--- Aim ---
Below are some entries. Copy each line that holds the string "nerve".

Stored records
>> start

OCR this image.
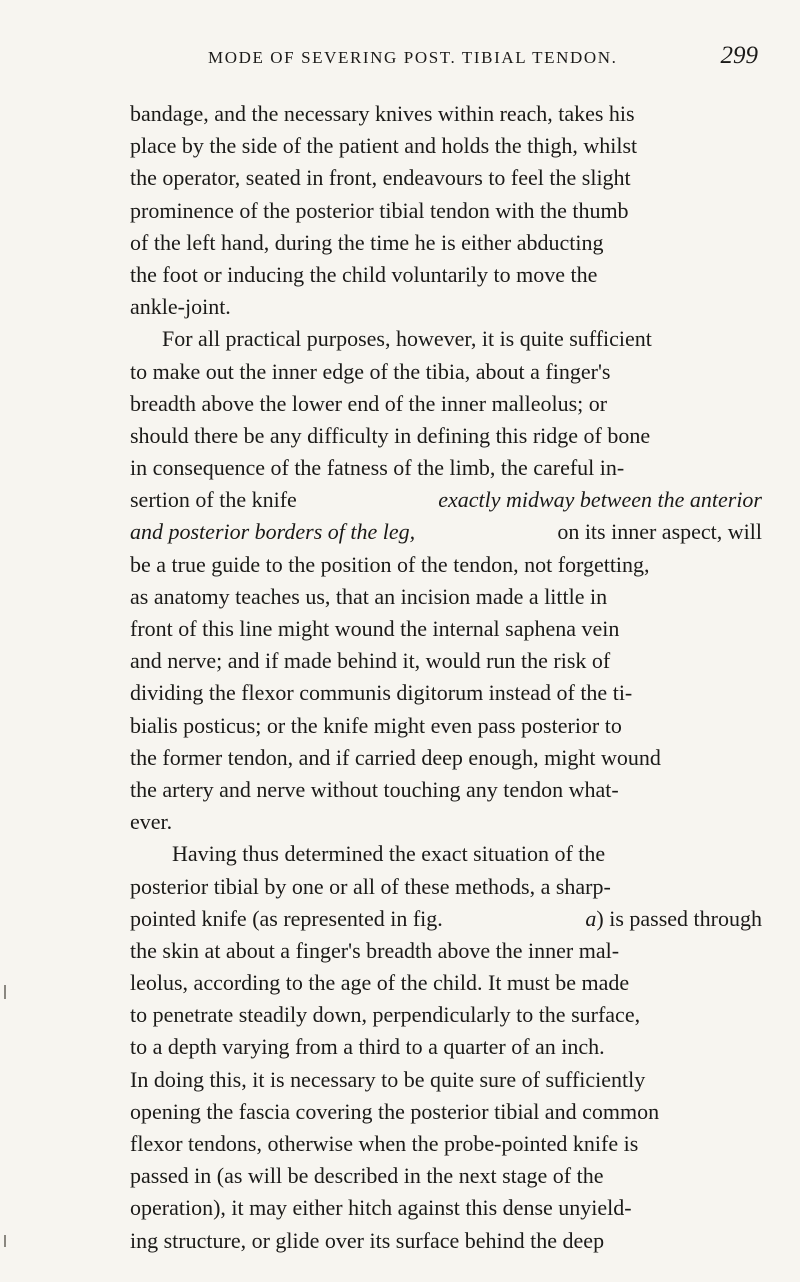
MODE OF SEVERING POST. TIBIAL TENDON.	299
bandage, and the necessary knives within reach, takes his
place by the side of the patient and holds the thigh, whilst
the operator, seated in front, endeavours to feel the slight
prominence of the posterior tibial tendon with the thumb
of the left hand, during the time he is either abducting
the foot or inducing the child voluntarily to move the
ankle-joint.
For all practical purposes, however, it is quite sufficient
to make out the inner edge of the tibia, about a finger's
breadth above the lower end of the inner malleolus; or
should there be any difficulty in defining this ridge of bone
in consequence of the fatness of the limb, the careful in-
sertion of the knife	exactly midway between the anterior
and posterior borders of the leg,	on its inner aspect, will
be a true guide to the position of the tendon, not forgetting,
as anatomy teaches us, that an incision made a little in
front of this line might wound the internal saphena vein
and nerve; and if made behind it, would run the risk of
dividing the flexor communis digitorum instead of the ti-
bialis posticus; or the knife might even pass posterior to
the former tendon, and if carried deep enough, might wound
the artery and nerve without touching any tendon what-
ever.
Having thus determined the exact situation of the
posterior tibial by one or all of these methods, a sharp-
pointed knife (as represented in fig.	a) is passed through
the skin at about a finger's breadth above the inner mal-
leolus, according to the age of the child. It must be made
to penetrate steadily down, perpendicularly to the surface,
to a depth varying from a third to a quarter of an inch.
In doing this, it is necessary to be quite sure of sufficiently
opening the fascia covering the posterior tibial and common
flexor tendons, otherwise when the probe-pointed knife is
passed in (as will be described in the next stage of the
operation), it may either hitch against this dense unyield-
ing structure, or glide over its surface behind the deep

>> end

--- Complete output ---
and nerve; and if made behind it, would run the risk of
the artery and nerve without touching any tendon what-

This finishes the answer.